■ What the exercise asks ■
Retype the whole listing verbatim and keep the pictures out of it.

* BEGIN *

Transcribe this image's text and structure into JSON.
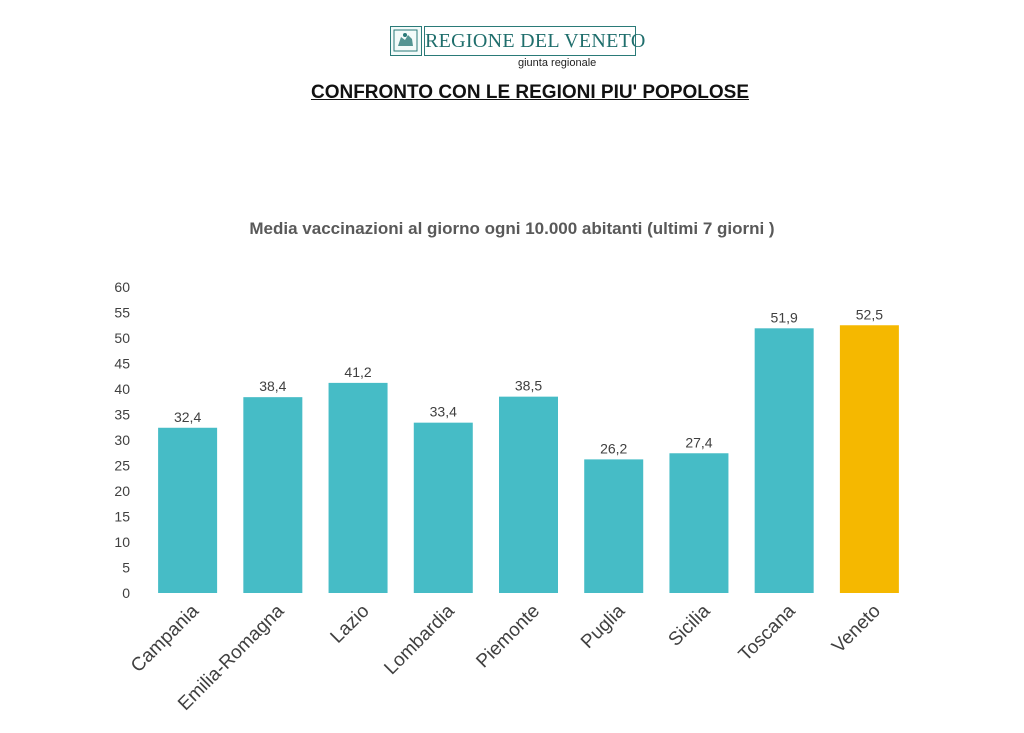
{
  "header": {
    "logo_text": "REGIONE DEL VENETO",
    "logo_subtitle": "giunta regionale",
    "document_title": "CONFRONTO CON LE REGIONI PIU' POPOLOSE"
  },
  "colors": {
    "bar": "#46BCC6",
    "highlight": "#F5B800",
    "logo": "#1F6E6C"
  },
  "chart_data": {
    "type": "bar",
    "title": "Media vaccinazioni al giorno ogni 10.000 abitanti (ultimi 7 giorni )",
    "xlabel": "",
    "ylabel": "",
    "ylim": [
      0,
      60
    ],
    "yticks": [
      "0",
      "5",
      "10",
      "15",
      "20",
      "25",
      "30",
      "35",
      "40",
      "45",
      "50",
      "55",
      "60"
    ],
    "categories": [
      "Campania",
      "Emilia-Romagna",
      "Lazio",
      "Lombardia",
      "Piemonte",
      "Puglia",
      "Sicilia",
      "Toscana",
      "Veneto"
    ],
    "values": [
      32.4,
      38.4,
      41.2,
      33.4,
      38.5,
      26.2,
      27.4,
      51.9,
      52.5
    ],
    "data_labels": [
      "32,4",
      "38,4",
      "41,2",
      "33,4",
      "38,5",
      "26,2",
      "27,4",
      "51,9",
      "52,5"
    ],
    "highlight_category": "Veneto",
    "grid": false,
    "legend": "none"
  }
}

* END *

■ Response to this task ■
Transcribe this image's text and structure into JSON.
{
  "header": {
    "logo_text": "REGIONE DEL VENETO",
    "logo_subtitle": "giunta regionale",
    "document_title": "CONFRONTO CON LE REGIONI PIU' POPOLOSE"
  },
  "colors": {
    "bar": "#46BCC6",
    "highlight": "#F5B800",
    "logo": "#1F6E6C"
  },
  "chart_data": {
    "type": "bar",
    "title": "Media vaccinazioni al giorno ogni 10.000 abitanti (ultimi 7 giorni )",
    "xlabel": "",
    "ylabel": "",
    "ylim": [
      0,
      60
    ],
    "yticks": [
      "0",
      "5",
      "10",
      "15",
      "20",
      "25",
      "30",
      "35",
      "40",
      "45",
      "50",
      "55",
      "60"
    ],
    "categories": [
      "Campania",
      "Emilia-Romagna",
      "Lazio",
      "Lombardia",
      "Piemonte",
      "Puglia",
      "Sicilia",
      "Toscana",
      "Veneto"
    ],
    "values": [
      32.4,
      38.4,
      41.2,
      33.4,
      38.5,
      26.2,
      27.4,
      51.9,
      52.5
    ],
    "data_labels": [
      "32,4",
      "38,4",
      "41,2",
      "33,4",
      "38,5",
      "26,2",
      "27,4",
      "51,9",
      "52,5"
    ],
    "highlight_category": "Veneto",
    "grid": false,
    "legend": "none"
  }
}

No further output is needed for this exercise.